[THE REQUEST]
The answer should be a single number: how many lines of the entries below hold the word "value".

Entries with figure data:
┏━━

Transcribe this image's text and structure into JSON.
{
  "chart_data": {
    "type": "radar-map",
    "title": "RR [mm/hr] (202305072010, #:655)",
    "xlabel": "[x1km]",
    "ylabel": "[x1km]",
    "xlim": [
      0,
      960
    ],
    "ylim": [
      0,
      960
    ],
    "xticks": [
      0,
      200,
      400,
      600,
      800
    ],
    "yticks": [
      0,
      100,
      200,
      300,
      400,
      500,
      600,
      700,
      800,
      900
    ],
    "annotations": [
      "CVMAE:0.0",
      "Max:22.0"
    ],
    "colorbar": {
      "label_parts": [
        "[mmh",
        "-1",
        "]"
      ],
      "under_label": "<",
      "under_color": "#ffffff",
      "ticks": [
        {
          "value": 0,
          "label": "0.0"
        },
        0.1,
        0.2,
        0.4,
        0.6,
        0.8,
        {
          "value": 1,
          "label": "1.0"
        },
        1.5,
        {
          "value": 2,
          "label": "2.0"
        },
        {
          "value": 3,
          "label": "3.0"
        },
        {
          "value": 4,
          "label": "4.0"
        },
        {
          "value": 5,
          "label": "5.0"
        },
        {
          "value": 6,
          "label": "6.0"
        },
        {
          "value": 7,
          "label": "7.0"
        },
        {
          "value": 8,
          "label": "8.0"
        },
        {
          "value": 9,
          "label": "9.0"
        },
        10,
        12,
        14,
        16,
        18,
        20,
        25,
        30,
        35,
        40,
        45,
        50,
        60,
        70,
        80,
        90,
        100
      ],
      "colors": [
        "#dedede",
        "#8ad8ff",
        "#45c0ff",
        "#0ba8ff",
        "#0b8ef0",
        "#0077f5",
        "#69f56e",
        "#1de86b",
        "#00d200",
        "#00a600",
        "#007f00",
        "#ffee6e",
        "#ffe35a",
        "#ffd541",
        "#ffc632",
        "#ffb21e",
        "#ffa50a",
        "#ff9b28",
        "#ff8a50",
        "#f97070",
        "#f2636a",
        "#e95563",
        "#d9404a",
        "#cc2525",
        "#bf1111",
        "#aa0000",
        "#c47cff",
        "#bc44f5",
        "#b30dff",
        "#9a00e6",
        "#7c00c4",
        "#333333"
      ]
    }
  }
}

┗━━

[OUTPUT]
10